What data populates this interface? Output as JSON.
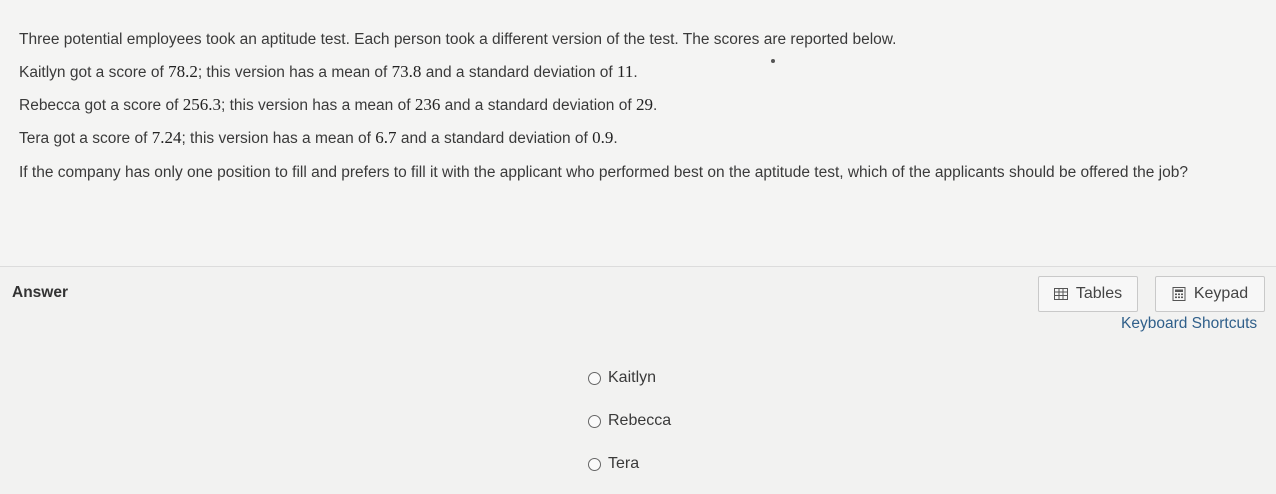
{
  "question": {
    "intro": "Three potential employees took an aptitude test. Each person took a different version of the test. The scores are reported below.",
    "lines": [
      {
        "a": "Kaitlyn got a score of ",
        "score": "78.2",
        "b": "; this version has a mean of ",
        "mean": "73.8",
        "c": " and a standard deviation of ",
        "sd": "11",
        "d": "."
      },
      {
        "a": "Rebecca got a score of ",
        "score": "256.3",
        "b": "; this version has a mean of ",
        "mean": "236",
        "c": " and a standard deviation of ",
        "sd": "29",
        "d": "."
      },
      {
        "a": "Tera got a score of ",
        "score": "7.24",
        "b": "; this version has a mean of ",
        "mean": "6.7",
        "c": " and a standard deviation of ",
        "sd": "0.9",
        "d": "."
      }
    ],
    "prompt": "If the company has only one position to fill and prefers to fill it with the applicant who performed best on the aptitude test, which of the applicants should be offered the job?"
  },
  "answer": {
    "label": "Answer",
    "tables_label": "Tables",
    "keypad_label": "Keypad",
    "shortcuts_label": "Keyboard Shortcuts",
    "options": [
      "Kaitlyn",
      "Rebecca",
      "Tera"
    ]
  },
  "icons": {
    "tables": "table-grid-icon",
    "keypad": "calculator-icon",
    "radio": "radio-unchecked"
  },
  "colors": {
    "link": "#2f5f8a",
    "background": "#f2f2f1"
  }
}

Problem statement - Quote every record above exactly, leaving out the pictures.

Completed task -
What data populates this interface? Output as JSON.
{
  "question": {
    "intro": "Three potential employees took an aptitude test. Each person took a different version of the test. The scores are reported below.",
    "lines": [
      {
        "a": "Kaitlyn got a score of ",
        "score": "78.2",
        "b": "; this version has a mean of ",
        "mean": "73.8",
        "c": " and a standard deviation of ",
        "sd": "11",
        "d": "."
      },
      {
        "a": "Rebecca got a score of ",
        "score": "256.3",
        "b": "; this version has a mean of ",
        "mean": "236",
        "c": " and a standard deviation of ",
        "sd": "29",
        "d": "."
      },
      {
        "a": "Tera got a score of ",
        "score": "7.24",
        "b": "; this version has a mean of ",
        "mean": "6.7",
        "c": " and a standard deviation of ",
        "sd": "0.9",
        "d": "."
      }
    ],
    "prompt": "If the company has only one position to fill and prefers to fill it with the applicant who performed best on the aptitude test, which of the applicants should be offered the job?"
  },
  "answer": {
    "label": "Answer",
    "tables_label": "Tables",
    "keypad_label": "Keypad",
    "shortcuts_label": "Keyboard Shortcuts",
    "options": [
      "Kaitlyn",
      "Rebecca",
      "Tera"
    ]
  },
  "icons": {
    "tables": "table-grid-icon",
    "keypad": "calculator-icon",
    "radio": "radio-unchecked"
  },
  "colors": {
    "link": "#2f5f8a",
    "background": "#f2f2f1"
  }
}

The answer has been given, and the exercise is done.